** Your objective **
From the line with "What does this" down to the final line of the material below, quote every line exactly and leave out all lines before it.

start Data rows

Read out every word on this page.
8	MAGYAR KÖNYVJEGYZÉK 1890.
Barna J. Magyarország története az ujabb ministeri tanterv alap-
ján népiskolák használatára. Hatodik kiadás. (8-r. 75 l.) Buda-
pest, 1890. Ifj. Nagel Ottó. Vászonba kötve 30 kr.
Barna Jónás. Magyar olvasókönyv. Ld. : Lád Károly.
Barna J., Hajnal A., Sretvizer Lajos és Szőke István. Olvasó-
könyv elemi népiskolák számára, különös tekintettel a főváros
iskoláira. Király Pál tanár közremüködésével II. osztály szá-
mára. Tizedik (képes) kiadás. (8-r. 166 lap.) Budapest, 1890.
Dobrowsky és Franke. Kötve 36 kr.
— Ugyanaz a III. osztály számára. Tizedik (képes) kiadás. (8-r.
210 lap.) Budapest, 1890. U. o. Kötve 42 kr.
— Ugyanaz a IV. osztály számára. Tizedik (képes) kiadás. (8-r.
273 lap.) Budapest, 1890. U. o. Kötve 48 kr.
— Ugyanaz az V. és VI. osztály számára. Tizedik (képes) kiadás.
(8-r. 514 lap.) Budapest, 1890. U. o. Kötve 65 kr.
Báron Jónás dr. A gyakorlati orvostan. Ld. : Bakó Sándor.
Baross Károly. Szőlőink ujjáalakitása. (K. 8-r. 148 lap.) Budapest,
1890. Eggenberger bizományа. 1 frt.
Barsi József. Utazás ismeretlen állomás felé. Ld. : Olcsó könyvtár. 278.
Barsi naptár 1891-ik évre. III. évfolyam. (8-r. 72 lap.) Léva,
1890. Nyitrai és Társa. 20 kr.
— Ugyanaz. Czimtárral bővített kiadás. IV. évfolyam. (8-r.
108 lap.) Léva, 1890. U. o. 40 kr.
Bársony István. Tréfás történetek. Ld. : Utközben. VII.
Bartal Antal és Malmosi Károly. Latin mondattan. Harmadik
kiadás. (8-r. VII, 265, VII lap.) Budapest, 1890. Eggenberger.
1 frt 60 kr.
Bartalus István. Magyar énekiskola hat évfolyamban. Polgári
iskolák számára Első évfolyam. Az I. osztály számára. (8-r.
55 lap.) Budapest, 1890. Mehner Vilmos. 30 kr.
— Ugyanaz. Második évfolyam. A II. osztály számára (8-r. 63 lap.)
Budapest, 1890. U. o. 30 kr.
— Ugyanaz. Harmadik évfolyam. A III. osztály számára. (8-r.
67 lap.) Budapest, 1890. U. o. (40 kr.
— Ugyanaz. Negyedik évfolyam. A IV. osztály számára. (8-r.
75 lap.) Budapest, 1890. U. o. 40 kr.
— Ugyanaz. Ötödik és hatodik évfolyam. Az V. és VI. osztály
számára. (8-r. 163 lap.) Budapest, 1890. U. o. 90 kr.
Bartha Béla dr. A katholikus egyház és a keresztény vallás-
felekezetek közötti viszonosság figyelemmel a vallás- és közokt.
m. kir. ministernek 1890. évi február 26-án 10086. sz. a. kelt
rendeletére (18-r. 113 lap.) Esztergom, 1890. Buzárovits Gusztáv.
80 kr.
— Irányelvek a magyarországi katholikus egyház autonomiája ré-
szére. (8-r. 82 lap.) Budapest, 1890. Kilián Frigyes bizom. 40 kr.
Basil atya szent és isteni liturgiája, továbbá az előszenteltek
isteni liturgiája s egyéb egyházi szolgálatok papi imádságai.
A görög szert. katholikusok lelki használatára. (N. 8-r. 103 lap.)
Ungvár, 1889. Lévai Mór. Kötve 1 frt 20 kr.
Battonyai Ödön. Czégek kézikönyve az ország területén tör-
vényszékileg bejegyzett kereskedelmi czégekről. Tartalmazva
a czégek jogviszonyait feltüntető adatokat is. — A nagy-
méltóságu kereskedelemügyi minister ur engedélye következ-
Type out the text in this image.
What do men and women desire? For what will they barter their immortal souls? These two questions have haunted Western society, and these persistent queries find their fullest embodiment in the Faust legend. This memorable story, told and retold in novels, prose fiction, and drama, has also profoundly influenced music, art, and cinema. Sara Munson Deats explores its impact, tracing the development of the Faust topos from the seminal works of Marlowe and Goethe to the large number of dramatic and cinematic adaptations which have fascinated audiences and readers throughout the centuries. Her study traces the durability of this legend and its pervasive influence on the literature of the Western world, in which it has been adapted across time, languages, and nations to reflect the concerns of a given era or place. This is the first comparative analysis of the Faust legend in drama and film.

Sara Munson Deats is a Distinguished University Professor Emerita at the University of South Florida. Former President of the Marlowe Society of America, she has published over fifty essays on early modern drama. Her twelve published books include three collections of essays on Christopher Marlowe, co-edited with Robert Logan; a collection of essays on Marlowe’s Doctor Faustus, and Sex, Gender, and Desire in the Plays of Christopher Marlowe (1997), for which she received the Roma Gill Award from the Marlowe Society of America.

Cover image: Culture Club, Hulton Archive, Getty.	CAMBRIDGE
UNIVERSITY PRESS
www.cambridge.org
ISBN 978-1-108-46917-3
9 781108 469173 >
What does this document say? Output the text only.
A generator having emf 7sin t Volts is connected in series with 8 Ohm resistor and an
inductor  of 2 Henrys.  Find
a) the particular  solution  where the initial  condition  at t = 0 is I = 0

end Data rows

** Full answer **
What does this document say? Output the text only.
A generator having emf 7sin t Volts is connected in series with 8 Ohm resistor and an
inductor  of 2 Henrys.  Find
a) the particular  solution  where the initial  condition  at t = 0 is I = 0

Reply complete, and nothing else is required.